**TÂCHES À FAIRE**
A. Retouchez l'extrait du passage fourni compris entre "En juillet 2016, O______" et "latentes non comprises.", bornes incluses, en y remplaçant "prix" par "montant".
B. Présentez sous forme de liste le paragraphe du passage fourni qui commence par « En juillet 2016, O______ avait acquis », en conservant ses faits principaux.

**PASSAGE FOURNI**
▼

La valorisation des participations lors de leur vente à O______ et celle dictée par le droit comptable poursuivaient des finalités différentes et ne pouvaient pas être comparées. L’estimation des participations en application de la circulaire n° 28 était exclusivement applicable dans le domaine fiscal, tandis qu’un auditeur ne se référait jamais à ces instructions, mais se fondait sur des ouvrages de référence propres à sa profession et suivait des principes directeurs différents, dont en particulier celui de prudence.

Les bénéfices consolidés du groupe s’élevaient à CHF 21,6 millions en 2015, CHF 4,6 millions en 2016, CHF – 6,6 millions en 2017 (perte), CHF 4,2 millions en 2018 et CHF – 1,3 millions en 2019 (perte).

10.         Par décisions du 8 juin 2023, l'AFC-GE a admis partiellement cette réclamation, la rejetant pour le surplus.

En juillet 2016, O______ avait acquis la contribuable à concurrence de 100 %. La transaction s'était effectuée entre tiers indépendant pour un prix de CHF 125 millions. Le 4 juillet 2016 (date de bouclement de l’exercice 2016), les participations détenues dans la société contribuable avaient une valeur comptable de CHF 52'308'024.-. Cette valeur avait augmenté à CHF 55'745'922.- en janvier 2017, suite à l'acquisition de 20% supplémentaire de la participation J______ SA et de l'acquisition des 100 % de la participation N______ Sàrl. La valeur comptable de ces participations représentait leurs actifs nets, les réserves latentes non comprises.

La valeur de la contribuable résidait dans les participations qu'elle détenait. Par la vente de la holding, toutes ses participations pouvaient être considérées comme ayant fait l'objet de cette transaction entre tiers. Sous l'angle fiscal, l'AFC-GE était restrictive concernant l'acceptation d'une correction de valeur sur une participation ayant fait l'objet d'une transaction entre tiers. Afin d'examiner si une correction pouvait être acceptée, elle se basait sur la circulaire n° 28 et son commentaire. Selon ces derniers, seules les valeurs comptables des participations dont la situation économique avait considérablement changé pouvaient faire l'objet d'une correction de valeur fiscalement reconnue. Par changement considérable, on entendait une variation du chiffre d'affaire de 20% et une variation du capital de 10 %. Par conséquent, seules les corrections de valeurs sur les participations H______ Sàrl, I______ et F______ GmbH étaient acceptées, ce à concurrence de respectivement CHF 19'821,43, CHF 992,06 et CHF 2'304'598.-. S’agissant des autres participations, la contribuable n’avait pas fourni d’éléments démontrant une perte de leurs valeurs postérieurement à leur acquisition par O______. Pour la période fiscale précédent le bouclement de l’exercice 2018 (soit le 4 juillet 2018), ces participations ne voyaient ni leurs chiffres d'affaires respectifs diminués de plus de 20 %, ni leur capital diminué d'au moins 10 %. La reprise sur les corrections de valeurs de CHF 30'324'588.- était donc maintenue, s’agissant du capital.

▲

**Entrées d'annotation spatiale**
▼

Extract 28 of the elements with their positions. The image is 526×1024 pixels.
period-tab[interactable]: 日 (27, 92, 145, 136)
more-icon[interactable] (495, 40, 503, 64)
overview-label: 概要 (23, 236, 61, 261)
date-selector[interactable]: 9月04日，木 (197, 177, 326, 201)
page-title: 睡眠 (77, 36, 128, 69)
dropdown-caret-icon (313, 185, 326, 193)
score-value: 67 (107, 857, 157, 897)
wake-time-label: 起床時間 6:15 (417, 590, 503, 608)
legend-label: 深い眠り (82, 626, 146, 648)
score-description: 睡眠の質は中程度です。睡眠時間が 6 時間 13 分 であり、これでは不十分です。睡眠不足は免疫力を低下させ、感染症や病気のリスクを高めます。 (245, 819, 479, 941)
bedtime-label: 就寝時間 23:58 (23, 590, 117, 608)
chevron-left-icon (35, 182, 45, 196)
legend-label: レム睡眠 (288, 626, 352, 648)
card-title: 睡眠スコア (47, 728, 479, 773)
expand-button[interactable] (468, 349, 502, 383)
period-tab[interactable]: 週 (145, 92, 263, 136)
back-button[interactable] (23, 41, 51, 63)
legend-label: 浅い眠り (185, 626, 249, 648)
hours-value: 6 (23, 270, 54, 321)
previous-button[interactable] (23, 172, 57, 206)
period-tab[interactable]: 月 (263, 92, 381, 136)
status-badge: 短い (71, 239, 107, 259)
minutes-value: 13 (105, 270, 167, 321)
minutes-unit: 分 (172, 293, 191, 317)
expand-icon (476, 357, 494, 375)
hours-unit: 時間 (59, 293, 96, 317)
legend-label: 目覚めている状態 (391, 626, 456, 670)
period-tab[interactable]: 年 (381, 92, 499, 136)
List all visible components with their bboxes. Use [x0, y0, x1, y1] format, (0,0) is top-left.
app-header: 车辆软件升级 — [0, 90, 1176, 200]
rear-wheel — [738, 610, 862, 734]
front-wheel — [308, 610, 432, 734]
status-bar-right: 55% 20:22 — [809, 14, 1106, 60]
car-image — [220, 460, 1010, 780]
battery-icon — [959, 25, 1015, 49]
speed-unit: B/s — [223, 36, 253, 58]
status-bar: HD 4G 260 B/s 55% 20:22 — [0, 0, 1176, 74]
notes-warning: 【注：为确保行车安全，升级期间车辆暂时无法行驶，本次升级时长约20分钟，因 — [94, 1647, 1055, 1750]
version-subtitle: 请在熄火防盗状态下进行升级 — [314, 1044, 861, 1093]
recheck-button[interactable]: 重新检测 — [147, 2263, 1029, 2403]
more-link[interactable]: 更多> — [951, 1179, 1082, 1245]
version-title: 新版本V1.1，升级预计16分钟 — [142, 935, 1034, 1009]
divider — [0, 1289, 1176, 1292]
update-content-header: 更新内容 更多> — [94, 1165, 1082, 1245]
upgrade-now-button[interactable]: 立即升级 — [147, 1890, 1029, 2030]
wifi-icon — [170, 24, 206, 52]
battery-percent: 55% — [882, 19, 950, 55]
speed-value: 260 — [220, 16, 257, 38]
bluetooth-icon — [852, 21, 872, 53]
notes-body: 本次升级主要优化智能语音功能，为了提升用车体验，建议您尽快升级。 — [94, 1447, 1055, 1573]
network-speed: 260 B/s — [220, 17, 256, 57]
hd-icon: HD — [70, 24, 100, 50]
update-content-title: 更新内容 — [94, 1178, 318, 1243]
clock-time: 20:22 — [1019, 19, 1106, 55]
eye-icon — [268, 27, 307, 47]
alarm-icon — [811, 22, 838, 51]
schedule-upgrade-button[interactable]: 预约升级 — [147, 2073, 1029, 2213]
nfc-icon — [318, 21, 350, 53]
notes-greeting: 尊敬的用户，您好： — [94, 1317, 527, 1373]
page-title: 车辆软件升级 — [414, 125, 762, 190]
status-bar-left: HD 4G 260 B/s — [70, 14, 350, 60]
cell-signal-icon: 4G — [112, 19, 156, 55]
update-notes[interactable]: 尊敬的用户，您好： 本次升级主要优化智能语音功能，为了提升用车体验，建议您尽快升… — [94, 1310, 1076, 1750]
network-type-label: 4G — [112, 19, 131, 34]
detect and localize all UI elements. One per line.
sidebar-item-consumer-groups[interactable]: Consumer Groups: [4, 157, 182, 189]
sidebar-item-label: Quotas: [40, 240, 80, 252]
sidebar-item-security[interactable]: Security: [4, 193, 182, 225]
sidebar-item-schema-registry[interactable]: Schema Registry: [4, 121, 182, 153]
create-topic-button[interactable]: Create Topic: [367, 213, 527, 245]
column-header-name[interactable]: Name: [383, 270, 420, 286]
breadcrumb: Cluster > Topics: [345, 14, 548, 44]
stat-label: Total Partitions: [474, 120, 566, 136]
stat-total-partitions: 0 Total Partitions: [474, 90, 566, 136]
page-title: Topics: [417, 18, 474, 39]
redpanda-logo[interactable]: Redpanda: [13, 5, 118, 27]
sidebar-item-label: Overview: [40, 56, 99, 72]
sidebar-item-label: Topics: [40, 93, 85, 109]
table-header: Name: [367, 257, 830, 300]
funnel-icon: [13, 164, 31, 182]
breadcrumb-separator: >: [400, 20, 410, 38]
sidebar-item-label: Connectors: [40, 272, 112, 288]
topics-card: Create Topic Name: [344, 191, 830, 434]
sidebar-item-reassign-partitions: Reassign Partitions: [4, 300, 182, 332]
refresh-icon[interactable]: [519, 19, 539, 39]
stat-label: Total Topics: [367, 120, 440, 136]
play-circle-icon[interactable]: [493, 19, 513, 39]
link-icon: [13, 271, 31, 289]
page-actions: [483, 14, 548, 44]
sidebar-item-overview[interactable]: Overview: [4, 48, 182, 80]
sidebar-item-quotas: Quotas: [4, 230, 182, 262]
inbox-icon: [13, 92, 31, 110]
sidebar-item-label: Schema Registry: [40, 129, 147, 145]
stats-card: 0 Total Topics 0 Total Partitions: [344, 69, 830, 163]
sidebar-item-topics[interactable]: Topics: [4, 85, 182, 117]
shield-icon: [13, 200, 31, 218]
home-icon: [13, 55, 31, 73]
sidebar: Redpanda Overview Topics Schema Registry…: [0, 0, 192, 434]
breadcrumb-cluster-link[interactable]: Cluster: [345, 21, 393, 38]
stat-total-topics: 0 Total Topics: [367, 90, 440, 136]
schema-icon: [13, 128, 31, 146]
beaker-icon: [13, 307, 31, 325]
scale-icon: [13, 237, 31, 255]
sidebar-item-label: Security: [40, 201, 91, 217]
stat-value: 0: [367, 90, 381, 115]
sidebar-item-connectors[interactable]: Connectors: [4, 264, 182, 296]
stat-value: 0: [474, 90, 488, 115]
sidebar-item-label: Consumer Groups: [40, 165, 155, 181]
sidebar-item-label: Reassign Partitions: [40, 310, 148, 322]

▲

**LES RÉPONSES**
A.
En juillet 2016, O______ avait acquis la contribuable à concurrence de 100 %. La transaction s'était effectuée entre tiers indépendant pour un montant de CHF 125 millions. Le 4 juillet 2016 (date de bouclement de l’exercice 2016), les participations détenues dans la société contribuable avaient une valeur comptable de CHF 52'308'024.-. Cette valeur avait augmenté à CHF 55'745'922.- en janvier 2017, suite à l'acquisition de 20% supplémentaire de la participation J______ SA et de l'acquisition des 100 % de la participation N______ Sàrl. La valeur comptable de ces participations représentait leurs actifs nets, les réserves latentes non comprises.

B.
- En juillet 2016, O______ a acquis 100 % de la contribuable pour CHF 125 millions, dans une transaction entre tiers indépendants.
- Au 4 juillet 2016, date de bouclement de l'exercice 2016, les participations détenues par la contribuable avaient une valeur comptable de CHF 52'308'024.-.
- En janvier 2017, cette valeur est passée à CHF 55'745'922.-. Cette hausse a suivi l'acquisition de 20 % supplémentaires de J______ SA et de 100 % de N______ Sàrl.
- Cette valeur comptable représentait les actifs nets des participations, sans les réserves latentes.